- [Requirement] Write each line word for word, from the line that contains "Parse this screenshot: output" through the last line of the material below.

- [Input material]
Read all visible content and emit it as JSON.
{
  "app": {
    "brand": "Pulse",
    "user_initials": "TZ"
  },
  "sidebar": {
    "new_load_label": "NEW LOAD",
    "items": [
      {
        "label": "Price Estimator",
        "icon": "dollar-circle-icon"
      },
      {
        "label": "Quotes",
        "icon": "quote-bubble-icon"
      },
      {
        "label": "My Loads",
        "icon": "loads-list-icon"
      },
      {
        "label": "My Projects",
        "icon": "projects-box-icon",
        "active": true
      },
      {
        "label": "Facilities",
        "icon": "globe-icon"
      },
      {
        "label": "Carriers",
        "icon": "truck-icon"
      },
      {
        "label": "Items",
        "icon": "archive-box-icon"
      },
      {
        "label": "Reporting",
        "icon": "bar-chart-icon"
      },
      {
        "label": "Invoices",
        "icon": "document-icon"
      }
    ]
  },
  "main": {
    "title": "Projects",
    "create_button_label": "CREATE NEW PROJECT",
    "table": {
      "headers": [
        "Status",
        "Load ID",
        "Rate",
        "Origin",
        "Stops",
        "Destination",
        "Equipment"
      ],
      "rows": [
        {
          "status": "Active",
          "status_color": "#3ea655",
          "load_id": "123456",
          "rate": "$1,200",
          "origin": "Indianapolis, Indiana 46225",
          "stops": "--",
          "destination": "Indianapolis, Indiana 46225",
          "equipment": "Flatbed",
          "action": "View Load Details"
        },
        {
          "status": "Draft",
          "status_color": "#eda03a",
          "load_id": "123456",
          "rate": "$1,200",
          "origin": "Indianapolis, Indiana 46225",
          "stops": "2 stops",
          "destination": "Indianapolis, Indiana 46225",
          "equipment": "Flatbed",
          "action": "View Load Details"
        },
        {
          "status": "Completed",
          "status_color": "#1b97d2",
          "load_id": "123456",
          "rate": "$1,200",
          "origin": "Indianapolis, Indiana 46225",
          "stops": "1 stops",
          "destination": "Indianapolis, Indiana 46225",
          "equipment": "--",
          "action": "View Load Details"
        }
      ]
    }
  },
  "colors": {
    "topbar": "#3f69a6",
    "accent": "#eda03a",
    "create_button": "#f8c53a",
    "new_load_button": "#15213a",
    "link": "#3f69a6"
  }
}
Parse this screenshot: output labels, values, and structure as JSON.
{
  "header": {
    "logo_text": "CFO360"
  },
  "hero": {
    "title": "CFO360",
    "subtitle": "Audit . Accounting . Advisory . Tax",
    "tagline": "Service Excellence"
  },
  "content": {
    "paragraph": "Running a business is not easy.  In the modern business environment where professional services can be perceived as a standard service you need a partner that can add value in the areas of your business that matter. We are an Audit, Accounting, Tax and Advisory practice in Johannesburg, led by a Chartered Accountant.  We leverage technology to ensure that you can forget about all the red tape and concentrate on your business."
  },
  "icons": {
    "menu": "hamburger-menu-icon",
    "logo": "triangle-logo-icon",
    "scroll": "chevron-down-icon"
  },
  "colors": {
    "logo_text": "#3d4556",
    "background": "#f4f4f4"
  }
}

- [Correct output]
Parse this screenshot: output labels, values, and structure as JSON.
{
  "header": {
    "logo_text": "CFO360"
  },
  "hero": {
    "title": "CFO360",
    "subtitle": "Audit . Accounting . Advisory . Tax",
    "tagline": "Service Excellence"
  },
  "content": {
    "paragraph": "Running a business is not easy.  In the modern business environment where professional services can be perceived as a standard service you need a partner that can add value in the areas of your business that matter. We are an Audit, Accounting, Tax and Advisory practice in Johannesburg, led by a Chartered Accountant.  We leverage technology to ensure that you can forget about all the red tape and concentrate on your business."
  },
  "icons": {
    "menu": "hamburger-menu-icon",
    "logo": "triangle-logo-icon",
    "scroll": "chevron-down-icon"
  },
  "colors": {
    "logo_text": "#3d4556",
    "background": "#f4f4f4"
  }
}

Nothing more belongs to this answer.